* MATERIAL TO PROCESS:
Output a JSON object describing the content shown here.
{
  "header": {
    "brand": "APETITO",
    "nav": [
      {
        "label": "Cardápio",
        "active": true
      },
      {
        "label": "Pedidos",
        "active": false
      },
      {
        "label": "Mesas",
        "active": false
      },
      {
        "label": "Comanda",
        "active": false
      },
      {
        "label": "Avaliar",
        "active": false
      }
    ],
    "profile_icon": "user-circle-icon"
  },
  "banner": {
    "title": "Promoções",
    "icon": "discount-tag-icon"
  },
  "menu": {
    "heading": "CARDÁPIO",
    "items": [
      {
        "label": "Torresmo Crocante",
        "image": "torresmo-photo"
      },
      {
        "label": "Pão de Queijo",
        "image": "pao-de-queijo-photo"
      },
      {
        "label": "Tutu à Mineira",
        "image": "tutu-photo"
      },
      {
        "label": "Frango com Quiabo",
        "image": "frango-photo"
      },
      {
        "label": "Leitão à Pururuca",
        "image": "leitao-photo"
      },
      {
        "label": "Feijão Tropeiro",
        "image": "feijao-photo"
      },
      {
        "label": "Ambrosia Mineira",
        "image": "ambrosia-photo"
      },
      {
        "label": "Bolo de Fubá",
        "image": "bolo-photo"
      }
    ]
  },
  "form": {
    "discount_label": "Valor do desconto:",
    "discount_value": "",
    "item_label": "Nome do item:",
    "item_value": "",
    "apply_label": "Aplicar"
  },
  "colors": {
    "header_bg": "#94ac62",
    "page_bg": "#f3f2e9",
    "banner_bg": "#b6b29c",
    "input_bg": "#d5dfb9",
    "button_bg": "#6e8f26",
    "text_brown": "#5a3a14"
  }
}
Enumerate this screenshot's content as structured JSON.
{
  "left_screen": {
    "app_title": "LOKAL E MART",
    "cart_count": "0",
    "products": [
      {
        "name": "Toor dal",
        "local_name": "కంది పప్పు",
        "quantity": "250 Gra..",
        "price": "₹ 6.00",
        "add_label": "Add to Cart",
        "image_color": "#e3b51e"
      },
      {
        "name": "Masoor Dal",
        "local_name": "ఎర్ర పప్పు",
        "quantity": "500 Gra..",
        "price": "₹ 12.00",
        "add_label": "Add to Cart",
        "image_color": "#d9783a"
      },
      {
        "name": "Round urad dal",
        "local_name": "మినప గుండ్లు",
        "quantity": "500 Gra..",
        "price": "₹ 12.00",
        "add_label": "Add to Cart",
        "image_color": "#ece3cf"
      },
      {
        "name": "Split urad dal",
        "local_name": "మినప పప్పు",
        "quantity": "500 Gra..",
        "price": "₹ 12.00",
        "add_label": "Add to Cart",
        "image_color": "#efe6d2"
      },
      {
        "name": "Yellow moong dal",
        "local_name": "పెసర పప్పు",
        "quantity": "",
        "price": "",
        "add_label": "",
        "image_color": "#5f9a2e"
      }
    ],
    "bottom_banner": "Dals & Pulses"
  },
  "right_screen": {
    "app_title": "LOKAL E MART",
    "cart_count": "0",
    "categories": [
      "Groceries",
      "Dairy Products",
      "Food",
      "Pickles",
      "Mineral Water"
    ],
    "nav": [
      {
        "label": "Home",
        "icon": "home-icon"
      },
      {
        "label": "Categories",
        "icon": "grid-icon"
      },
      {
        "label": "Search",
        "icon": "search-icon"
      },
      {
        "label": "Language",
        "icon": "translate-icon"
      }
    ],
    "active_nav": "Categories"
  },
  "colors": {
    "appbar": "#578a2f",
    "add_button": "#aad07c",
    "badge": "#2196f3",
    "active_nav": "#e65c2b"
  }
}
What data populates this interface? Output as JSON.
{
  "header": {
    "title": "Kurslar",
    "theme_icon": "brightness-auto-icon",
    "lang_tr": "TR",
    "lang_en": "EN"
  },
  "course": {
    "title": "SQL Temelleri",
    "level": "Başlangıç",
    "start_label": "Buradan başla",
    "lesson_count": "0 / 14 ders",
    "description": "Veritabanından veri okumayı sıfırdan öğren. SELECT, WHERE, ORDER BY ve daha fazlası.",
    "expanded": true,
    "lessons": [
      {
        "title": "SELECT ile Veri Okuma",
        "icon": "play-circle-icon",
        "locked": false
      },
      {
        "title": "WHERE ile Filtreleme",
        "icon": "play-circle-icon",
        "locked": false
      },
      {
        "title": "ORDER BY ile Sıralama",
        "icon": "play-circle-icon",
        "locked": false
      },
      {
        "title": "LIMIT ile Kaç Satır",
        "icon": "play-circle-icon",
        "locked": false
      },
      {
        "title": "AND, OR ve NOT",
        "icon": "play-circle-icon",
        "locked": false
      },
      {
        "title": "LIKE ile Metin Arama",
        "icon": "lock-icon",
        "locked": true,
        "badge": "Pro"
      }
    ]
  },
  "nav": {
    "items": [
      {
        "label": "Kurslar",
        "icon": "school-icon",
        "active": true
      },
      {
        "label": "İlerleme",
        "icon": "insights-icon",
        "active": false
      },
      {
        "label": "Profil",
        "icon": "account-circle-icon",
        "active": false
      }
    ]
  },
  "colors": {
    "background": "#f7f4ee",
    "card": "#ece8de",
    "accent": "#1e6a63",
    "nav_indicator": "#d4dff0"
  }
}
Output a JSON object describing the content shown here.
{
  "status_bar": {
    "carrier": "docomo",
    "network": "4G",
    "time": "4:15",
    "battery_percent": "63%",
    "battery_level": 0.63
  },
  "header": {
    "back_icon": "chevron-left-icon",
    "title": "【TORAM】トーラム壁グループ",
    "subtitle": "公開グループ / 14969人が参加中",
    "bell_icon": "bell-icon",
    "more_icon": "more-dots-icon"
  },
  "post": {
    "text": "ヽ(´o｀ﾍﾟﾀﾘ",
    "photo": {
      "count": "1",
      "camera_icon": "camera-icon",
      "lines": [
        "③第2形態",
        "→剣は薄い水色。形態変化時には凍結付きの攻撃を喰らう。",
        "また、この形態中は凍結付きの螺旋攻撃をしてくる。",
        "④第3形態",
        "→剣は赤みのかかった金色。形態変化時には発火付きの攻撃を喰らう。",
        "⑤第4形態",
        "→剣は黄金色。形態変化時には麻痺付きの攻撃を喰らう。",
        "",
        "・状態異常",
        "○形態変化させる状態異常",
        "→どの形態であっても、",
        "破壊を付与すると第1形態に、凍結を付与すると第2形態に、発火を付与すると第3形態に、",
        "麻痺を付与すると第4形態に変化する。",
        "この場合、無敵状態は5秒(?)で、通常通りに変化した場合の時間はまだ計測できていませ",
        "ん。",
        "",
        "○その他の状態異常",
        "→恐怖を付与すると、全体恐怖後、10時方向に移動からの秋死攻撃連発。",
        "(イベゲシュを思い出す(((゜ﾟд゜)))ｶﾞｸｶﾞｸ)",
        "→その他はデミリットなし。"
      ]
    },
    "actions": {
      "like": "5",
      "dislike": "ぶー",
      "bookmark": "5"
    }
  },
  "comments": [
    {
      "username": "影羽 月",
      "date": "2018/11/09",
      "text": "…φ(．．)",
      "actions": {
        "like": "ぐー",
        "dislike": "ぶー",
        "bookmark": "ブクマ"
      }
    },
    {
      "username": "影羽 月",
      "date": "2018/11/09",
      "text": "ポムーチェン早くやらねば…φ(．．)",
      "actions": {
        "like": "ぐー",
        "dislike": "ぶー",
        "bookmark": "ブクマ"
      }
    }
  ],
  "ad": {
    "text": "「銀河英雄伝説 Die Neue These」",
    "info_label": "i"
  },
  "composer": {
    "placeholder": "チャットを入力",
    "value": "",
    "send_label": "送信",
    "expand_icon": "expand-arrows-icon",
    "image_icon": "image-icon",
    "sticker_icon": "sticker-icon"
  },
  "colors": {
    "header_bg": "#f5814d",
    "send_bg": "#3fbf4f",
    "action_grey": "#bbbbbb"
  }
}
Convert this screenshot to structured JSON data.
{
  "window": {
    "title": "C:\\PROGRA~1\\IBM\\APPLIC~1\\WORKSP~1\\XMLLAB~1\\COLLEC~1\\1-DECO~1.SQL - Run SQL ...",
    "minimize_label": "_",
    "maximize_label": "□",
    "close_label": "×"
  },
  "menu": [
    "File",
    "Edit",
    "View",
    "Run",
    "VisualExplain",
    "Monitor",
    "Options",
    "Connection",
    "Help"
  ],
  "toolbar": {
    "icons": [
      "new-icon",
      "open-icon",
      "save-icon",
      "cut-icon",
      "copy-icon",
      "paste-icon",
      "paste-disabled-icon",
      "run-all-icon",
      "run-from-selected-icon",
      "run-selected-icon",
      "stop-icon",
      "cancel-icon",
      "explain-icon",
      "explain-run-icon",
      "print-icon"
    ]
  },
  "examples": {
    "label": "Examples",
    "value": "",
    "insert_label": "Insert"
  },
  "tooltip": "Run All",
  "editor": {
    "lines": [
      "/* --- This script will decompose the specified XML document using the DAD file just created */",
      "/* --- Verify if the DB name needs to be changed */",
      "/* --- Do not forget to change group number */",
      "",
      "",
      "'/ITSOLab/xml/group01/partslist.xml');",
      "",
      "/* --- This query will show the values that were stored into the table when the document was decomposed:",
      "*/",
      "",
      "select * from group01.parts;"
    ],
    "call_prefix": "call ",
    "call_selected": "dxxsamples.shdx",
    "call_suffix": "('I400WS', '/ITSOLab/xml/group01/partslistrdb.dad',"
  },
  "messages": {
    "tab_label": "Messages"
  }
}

* BRIEF:
Of the lines in the records, determine how many contain the word "data", and report that number alone.

* EXERCISE RESPONSE:
2